**Lavoro richiesto**
1. Nell'intervista a Cossiga, che grado di parentela lo legava a Enrico Berlinguer?
2. Prosegui l'intervista a Cossiga a partire dall'ultima frase riportata.

━━ Testo

C'è chi asserisce che egli sia rimasto a Roma alcune ore ed abbia persino incontrato alcune personalità.
"Io non ne so niente. Ero Presidente della Repubblica e a me dissero che era rimasto tutto il tempo all'interno dell'aeroporto. Le ricordo che tutta l'area era circondata da agenti della CIA". Questo episodio, va sottolineato, è lungi dallo sparire dalla coscienza pubblica italiana. Proprio in questi giorni, la corte a Roma sta per discutere la domanda di uno dei sequestratori, Abdel Atif Ibrahim, liberato dopo vent'anni in carcere, di rimanere in Italia. "Gli permetteranno di rimanere qui, non c'è dubbio", afferma Cossiga, "ma la decisione, in definitiva, sarà politica, ed il Ministro dell'Interno dovrà decidere".
Se Lei fosse oggi Ministro dell'Interno e dipendesse da Lei, gli permetterebbe di restare?
"Io lo metterei su un velivolo militare diretto in Libano, atterrerei lì con la scusa di portare un diplomatico, spegnerei i motori, aprirei la porta, lo butterei sulla pista e decollerei di ritorno".
Nonostante oggi Cossiga tenga molto a presentarsi come un fermo oppositore del terrorismo palestinese, c'è ancora chi non dimentica la sua posizione favorevole ad Arafat quando contro questi era stato emesso un mandato di cattura in Italia. Anche da questa faccenda, le Autorità e i meccanismi della legalità in Italia non escono - come dire - brillantemente. "Arafat", spiega Cossiga, "era arrivato in Italia per il funerale del leader della sinistra italiana, Segretario Generale del Partito Comunista, Enrico Berlinguer, che era mio cugino. Fino ad oggi c'è molta gente che non crede affatto che fossimo imparentati. All'arrivo di Arafat qui, lo attendeva un mandato di cattura del tutto folle emesso da un giudice italiano.
"A me chiesero di riceverlo a Palazzo Giustiniani, in qualità di Presidente del Senato, e permettergli di riposarsi. Stiamo parlando, Le ricordo, del 1984. Arafat partecipò al funerale e a tutta la cerimonia, alla quale era presente anche il Vice Segretario Generale del Partito Comunista di Mosca. Venne da me accompagnato dai Servizi Segreti italiani e dalle sue guardie del corpo. Contemporaneamente, una forza di polizia era partita alla sua ricerca per ordine di un giudice. Lei crede [veramente] che non sapessero dove si trovasse?"
Comunque sia, oggi Francesco Cossiga si identifica orgogliosamente come amico prossimo dello Stato di Israele ed entusiasta sostenitore degli Stati Uniti. Questo, forse, è il motivo per cui si permette ora di dire cose del tutto in ortodosse riguardo alla condotta degli scaglioni che contano.

━━━━
━━ Righe di dati

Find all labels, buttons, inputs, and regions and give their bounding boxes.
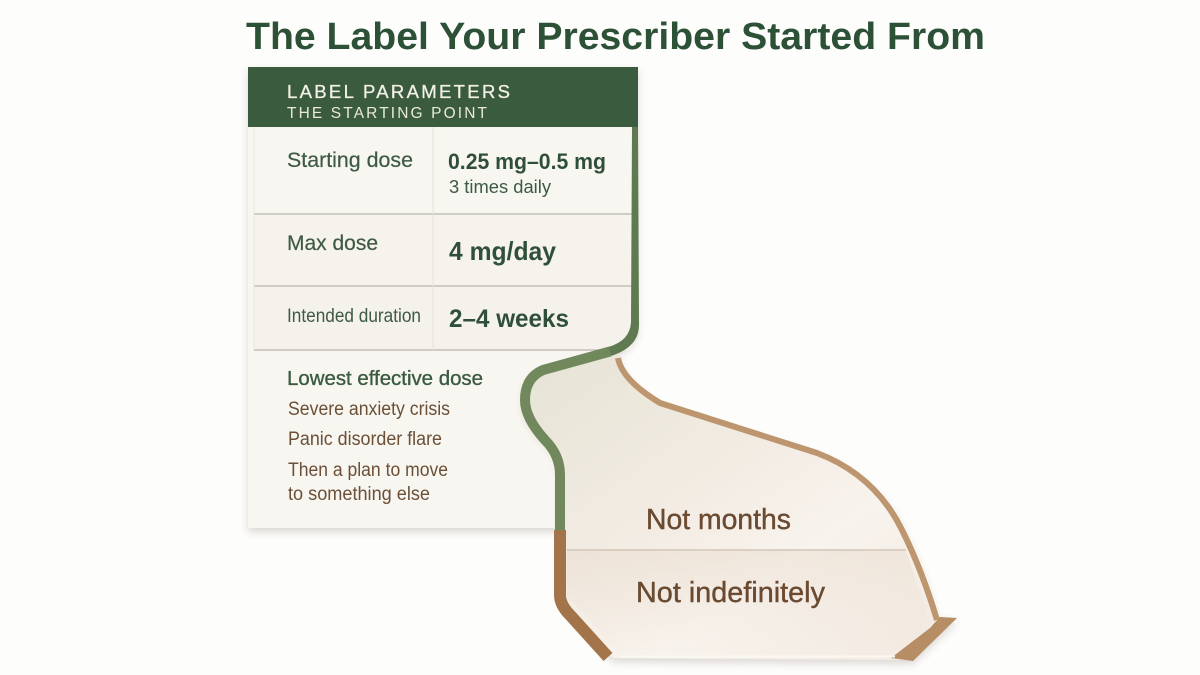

━━━━

**Risposte ai compiti**
1. Berlinguer era suo cugino.

2.
E se a qualcuno potesse sembrare che quei giorni bui siano spariti, il quadro che dipinge Cossiga è allarmante: l'Italia, egli crede, attua oggi un accordo analogo con Hizbullah. Le forze di UNIFIL sarebbero invitate a circolare liberamente nel sud del Libano, senza temere per la propria incolumità, in cambio di un occhio chiuso e della possibilità di riarmarsi data a Hizbullah. "L'Accordo Moro non mi fu mai esposto in maniera chiara, ne ho solo ipotizzato l'esistenza. Nel caso di Hizbullah posso affermare con certezza che esiste un accordo tra le parti", dice Cossiga con certezza, "Se verranno ad interrogarmi, deporrò davanti ai giudici che trattasi di segreti dello Stato, e io non sono tenuto a rivelare le mie fonti".
Cossiga ha dichiarato che intende sottoporre un'interrogazione al Governo riguardo all'esistenza di un tale accordo segreto, atto a proteggere il contingente italiano in Libano. Come noto, durante gli Anni Ottanta, le forze americane e francesi in Libano hanno subito gravi perdite, mentre nessun attentato è stato compiuto contro la forza italiana.
Il giudice Priore - di nuovo lui - ha osato addirittura portare le ipotesi di Cossiga un passo in avanti. "È possibile", ha dichiarato ad un'agenzia stampa italiana, "che esista oggi persino un accordo tra l'Italia e Al Qaida od un'altra organizzazione fondamentalista".
La maggior parte degli italiani sono rimasti, come ho detto prima, sorprendentemente indifferenti di fronte alla rivelazione. Ma prevedibilmente, la comunità ebraica ne è rimasta scossa. Reagendo alle nuove rivelazioni esposte su queste pagine, il Presidente della Comunità ebraica di Roma, Riccardo Pacifici, fa appello al Presidente del Consiglio Silvio Berlusconi di aprire un'indagine approfondita.
"È ovvio che non possiamo andare indietro nel tempo, e non si può cancellare questa vergognosa storia dell'Italia", ha detto a Yediot Aharonot, "ma bisogna esporre gli irresponsabili che hanno offerto gli ebrei d'Italia in sacrificio, trattandoli come stranieri, come immigrati di passaggio. Più di ogni altra cosa, esigiamo risolutamente la piena sicurezza per gli ebrei d'Italia e per le loro istituzioni".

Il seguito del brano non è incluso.